Copy the records below word for word, starting at the very beginning and ending with the line that contains "- data-point: [784, 1247, 796, 1258]", including that line.
━━━ RECORDS FOR PROCESSING
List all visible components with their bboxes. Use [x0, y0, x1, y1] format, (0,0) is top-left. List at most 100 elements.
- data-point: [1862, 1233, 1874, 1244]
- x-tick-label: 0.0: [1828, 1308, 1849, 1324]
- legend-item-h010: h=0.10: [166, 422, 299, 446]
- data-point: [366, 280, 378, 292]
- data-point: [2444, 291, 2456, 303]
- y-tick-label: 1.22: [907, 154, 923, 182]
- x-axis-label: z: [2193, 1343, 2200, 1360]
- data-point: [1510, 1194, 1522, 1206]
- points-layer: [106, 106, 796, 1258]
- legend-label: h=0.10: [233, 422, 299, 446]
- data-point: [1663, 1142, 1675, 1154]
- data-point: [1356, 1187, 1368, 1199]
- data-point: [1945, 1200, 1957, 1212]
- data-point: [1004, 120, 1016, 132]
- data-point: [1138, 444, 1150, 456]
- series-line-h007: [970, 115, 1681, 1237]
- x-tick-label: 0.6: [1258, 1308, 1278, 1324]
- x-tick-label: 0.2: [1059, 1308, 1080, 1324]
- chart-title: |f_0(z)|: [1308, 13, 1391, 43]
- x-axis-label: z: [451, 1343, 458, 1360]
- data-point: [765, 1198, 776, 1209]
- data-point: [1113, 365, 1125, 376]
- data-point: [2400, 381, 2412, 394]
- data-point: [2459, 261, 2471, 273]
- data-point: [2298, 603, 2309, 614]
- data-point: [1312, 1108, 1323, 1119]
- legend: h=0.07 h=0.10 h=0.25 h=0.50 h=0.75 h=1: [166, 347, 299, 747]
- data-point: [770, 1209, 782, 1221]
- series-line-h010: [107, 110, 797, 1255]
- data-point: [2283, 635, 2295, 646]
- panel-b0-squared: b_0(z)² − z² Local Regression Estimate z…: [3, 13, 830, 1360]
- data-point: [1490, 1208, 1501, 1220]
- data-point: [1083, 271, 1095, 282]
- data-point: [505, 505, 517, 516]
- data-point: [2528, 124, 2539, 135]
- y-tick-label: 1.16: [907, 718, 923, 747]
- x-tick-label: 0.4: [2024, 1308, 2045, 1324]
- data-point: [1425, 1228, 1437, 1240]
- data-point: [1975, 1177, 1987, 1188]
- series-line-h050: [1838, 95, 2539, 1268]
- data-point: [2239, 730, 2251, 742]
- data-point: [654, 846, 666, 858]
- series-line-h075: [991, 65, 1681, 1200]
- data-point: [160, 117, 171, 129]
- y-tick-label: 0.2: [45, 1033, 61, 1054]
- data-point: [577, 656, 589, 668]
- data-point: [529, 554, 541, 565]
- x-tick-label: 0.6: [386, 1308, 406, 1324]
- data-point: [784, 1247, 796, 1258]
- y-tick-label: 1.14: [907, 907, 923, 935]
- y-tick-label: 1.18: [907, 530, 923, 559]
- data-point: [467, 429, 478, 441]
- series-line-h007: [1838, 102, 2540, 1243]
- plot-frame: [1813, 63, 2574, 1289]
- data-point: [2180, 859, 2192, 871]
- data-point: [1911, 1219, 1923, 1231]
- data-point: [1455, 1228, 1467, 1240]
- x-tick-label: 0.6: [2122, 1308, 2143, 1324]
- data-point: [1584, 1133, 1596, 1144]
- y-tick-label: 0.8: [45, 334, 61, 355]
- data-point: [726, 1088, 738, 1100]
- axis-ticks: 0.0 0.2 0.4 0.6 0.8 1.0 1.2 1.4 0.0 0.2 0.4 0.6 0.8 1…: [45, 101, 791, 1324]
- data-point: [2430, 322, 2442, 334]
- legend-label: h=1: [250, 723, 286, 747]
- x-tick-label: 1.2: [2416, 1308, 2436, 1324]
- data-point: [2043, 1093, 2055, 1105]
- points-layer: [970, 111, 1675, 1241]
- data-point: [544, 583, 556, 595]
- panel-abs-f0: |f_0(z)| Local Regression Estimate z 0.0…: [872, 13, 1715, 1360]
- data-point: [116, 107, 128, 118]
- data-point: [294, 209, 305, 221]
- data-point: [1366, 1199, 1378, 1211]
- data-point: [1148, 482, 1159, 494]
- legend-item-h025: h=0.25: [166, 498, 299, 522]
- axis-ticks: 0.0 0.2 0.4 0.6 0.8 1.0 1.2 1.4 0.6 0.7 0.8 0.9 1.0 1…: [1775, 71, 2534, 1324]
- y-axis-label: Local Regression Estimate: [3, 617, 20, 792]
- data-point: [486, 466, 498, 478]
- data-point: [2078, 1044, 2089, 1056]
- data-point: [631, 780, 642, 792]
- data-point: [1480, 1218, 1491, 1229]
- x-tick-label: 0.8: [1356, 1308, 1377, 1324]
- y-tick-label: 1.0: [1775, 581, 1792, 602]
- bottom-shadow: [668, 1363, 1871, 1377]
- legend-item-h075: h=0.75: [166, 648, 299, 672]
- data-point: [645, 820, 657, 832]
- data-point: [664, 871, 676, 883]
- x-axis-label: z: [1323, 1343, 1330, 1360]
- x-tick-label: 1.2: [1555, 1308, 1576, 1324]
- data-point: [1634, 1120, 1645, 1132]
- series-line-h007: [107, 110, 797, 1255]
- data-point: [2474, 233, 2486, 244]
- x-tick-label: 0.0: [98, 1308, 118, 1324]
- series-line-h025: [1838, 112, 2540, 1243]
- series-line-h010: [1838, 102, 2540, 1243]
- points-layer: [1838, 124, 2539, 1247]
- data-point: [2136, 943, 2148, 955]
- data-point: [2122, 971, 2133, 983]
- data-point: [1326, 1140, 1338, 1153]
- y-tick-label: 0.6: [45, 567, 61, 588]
━━━━━━
## COMPLETE OUTPUT
List all visible components with their bboxes. Use [x0, y0, x1, y1] format, (0,0) is top-left. List at most 100 elements.
- data-point: [1862, 1233, 1874, 1244]
- x-tick-label: 0.0: [1828, 1308, 1849, 1324]
- legend-item-h010: h=0.10: [166, 422, 299, 446]
- data-point: [366, 280, 378, 292]
- data-point: [2444, 291, 2456, 303]
- y-tick-label: 1.22: [907, 154, 923, 182]
- x-axis-label: z: [2193, 1343, 2200, 1360]
- data-point: [1510, 1194, 1522, 1206]
- points-layer: [106, 106, 796, 1258]
- legend-label: h=0.10: [233, 422, 299, 446]
- data-point: [1663, 1142, 1675, 1154]
- data-point: [1356, 1187, 1368, 1199]
- data-point: [1945, 1200, 1957, 1212]
- data-point: [1004, 120, 1016, 132]
- data-point: [1138, 444, 1150, 456]
- series-line-h007: [970, 115, 1681, 1237]
- x-tick-label: 0.6: [1258, 1308, 1278, 1324]
- x-tick-label: 0.2: [1059, 1308, 1080, 1324]
- chart-title: |f_0(z)|: [1308, 13, 1391, 43]
- x-axis-label: z: [451, 1343, 458, 1360]
- data-point: [765, 1198, 776, 1209]
- data-point: [1113, 365, 1125, 376]
- data-point: [2400, 381, 2412, 394]
- data-point: [2459, 261, 2471, 273]
- data-point: [2298, 603, 2309, 614]
- data-point: [1312, 1108, 1323, 1119]
- legend: h=0.07 h=0.10 h=0.25 h=0.50 h=0.75 h=1: [166, 347, 299, 747]
- data-point: [770, 1209, 782, 1221]
- series-line-h010: [107, 110, 797, 1255]
- data-point: [2283, 635, 2295, 646]
- panel-b0-squared: b_0(z)² − z² Local Regression Estimate z…: [3, 13, 830, 1360]
- data-point: [1490, 1208, 1501, 1220]
- data-point: [1083, 271, 1095, 282]
- data-point: [505, 505, 517, 516]
- data-point: [2528, 124, 2539, 135]
- y-tick-label: 1.16: [907, 718, 923, 747]
- x-tick-label: 0.4: [2024, 1308, 2045, 1324]
- data-point: [1425, 1228, 1437, 1240]
- data-point: [1975, 1177, 1987, 1188]
- series-line-h050: [1838, 95, 2539, 1268]
- data-point: [2239, 730, 2251, 742]
- data-point: [654, 846, 666, 858]
- series-line-h075: [991, 65, 1681, 1200]
- data-point: [160, 117, 171, 129]
- y-tick-label: 0.2: [45, 1033, 61, 1054]
- data-point: [577, 656, 589, 668]
- data-point: [529, 554, 541, 565]
- x-tick-label: 0.6: [386, 1308, 406, 1324]
- data-point: [784, 1247, 796, 1258]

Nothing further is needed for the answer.